* [GOAL]:
Select all lines holding the word "data" from the entries that follow.

____

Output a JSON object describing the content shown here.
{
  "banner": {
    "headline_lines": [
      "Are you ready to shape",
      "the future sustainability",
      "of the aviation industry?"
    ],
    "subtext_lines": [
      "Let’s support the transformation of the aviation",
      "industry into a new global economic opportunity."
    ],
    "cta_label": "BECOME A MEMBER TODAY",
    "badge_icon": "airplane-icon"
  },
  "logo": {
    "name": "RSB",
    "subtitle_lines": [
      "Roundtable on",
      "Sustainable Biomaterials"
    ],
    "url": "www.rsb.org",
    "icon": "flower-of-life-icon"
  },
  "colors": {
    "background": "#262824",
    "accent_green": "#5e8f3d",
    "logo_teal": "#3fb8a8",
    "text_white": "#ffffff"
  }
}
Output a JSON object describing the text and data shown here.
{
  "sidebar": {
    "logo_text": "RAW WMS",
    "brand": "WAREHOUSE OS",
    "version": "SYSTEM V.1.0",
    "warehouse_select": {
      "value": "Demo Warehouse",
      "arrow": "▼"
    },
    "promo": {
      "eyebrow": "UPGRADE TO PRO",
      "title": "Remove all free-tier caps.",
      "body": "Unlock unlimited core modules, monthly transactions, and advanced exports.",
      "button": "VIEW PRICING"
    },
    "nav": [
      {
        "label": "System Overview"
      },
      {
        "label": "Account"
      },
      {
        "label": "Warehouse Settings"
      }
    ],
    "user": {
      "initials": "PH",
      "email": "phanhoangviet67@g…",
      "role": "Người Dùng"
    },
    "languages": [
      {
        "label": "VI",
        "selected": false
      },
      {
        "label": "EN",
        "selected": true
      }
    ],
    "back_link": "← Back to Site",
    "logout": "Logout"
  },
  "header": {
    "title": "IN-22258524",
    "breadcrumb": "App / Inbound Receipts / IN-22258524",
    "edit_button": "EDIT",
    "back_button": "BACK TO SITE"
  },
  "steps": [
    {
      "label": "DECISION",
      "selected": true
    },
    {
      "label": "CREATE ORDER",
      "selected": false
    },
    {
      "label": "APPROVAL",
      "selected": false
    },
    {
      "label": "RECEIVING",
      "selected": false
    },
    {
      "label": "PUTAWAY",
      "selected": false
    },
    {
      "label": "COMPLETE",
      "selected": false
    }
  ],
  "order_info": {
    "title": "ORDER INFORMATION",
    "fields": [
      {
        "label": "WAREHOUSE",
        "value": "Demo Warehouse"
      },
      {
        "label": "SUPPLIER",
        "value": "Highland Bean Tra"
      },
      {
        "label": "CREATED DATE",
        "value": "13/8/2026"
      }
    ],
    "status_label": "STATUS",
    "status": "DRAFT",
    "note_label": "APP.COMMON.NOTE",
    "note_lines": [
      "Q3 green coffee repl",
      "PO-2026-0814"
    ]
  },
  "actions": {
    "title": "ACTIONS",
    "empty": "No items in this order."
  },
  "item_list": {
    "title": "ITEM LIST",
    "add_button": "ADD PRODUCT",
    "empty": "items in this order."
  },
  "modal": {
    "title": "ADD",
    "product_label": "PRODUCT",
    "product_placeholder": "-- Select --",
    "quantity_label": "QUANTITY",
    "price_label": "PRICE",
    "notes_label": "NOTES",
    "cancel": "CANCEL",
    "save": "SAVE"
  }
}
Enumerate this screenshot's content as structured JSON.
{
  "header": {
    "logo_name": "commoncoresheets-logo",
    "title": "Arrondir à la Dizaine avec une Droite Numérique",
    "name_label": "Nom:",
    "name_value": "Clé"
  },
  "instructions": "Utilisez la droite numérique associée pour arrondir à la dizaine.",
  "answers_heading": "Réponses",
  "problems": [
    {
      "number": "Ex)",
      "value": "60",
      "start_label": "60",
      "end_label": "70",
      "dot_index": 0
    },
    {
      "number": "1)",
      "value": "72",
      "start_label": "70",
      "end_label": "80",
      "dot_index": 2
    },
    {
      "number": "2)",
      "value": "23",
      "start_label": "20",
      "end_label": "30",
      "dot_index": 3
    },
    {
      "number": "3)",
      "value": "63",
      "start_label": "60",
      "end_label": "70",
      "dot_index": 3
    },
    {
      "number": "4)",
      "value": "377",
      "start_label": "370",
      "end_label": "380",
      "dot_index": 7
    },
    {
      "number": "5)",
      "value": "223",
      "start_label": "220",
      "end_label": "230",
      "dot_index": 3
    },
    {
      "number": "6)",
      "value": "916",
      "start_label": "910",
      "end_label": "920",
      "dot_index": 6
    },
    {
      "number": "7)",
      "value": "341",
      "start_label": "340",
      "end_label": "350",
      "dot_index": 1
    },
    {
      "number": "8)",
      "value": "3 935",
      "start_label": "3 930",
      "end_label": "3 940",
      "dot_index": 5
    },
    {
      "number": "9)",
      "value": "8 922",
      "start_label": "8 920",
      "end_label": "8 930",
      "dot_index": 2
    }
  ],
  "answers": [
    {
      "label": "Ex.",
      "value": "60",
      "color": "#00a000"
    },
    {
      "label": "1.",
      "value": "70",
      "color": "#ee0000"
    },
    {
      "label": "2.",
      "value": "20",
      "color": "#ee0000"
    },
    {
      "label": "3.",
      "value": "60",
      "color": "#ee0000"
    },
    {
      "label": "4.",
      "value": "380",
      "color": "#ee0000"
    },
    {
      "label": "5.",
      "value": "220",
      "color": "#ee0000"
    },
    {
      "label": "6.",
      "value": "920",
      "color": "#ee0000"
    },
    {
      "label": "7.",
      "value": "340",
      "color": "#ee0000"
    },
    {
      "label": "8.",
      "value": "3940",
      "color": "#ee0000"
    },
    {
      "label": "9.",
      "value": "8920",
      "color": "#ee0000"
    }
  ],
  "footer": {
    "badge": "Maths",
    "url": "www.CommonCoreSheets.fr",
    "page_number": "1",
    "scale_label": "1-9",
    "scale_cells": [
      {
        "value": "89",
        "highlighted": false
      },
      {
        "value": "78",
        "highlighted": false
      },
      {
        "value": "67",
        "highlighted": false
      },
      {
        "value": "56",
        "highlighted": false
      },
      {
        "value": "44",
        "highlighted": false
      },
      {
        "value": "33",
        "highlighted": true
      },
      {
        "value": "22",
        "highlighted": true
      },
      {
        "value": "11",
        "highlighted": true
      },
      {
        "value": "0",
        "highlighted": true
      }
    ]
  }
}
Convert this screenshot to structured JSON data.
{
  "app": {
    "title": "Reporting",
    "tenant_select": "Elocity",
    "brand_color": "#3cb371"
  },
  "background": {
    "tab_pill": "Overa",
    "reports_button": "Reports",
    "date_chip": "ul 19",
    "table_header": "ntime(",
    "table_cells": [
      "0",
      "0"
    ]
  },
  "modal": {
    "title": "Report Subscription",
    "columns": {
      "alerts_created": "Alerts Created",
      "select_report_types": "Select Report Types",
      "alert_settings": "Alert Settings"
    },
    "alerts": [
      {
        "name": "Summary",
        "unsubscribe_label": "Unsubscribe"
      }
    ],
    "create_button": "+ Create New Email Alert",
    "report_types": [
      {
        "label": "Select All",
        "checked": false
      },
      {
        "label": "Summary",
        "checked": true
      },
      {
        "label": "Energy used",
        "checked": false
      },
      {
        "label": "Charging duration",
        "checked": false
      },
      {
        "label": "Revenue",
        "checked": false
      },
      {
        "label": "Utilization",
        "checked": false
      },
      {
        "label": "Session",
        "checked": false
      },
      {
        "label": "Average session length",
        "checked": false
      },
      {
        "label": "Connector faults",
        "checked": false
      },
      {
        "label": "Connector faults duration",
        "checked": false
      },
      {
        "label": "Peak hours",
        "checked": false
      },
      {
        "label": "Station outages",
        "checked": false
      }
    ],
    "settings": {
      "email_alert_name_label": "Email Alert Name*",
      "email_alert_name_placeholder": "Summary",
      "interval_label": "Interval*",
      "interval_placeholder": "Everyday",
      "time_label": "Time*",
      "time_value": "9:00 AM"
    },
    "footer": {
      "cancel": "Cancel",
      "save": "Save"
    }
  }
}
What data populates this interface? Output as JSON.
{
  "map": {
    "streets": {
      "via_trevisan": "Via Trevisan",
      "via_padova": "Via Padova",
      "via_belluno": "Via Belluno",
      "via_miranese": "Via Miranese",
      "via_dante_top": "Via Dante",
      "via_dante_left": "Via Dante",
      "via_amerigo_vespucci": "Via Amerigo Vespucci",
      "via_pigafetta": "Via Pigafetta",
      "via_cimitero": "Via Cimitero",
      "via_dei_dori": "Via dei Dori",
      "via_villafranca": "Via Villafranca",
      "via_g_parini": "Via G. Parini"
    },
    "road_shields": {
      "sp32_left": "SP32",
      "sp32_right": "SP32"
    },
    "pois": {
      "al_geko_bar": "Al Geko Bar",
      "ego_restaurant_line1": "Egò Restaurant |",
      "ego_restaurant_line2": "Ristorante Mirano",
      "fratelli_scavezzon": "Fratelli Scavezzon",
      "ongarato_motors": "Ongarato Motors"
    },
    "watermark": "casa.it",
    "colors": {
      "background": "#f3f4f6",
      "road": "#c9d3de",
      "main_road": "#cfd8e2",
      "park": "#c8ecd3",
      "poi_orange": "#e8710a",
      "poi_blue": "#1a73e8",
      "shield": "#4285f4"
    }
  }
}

____

* [REPLY]:
Output a JSON object describing the text and data shown here.
Convert this screenshot to structured JSON data.
What data populates this interface? Output as JSON.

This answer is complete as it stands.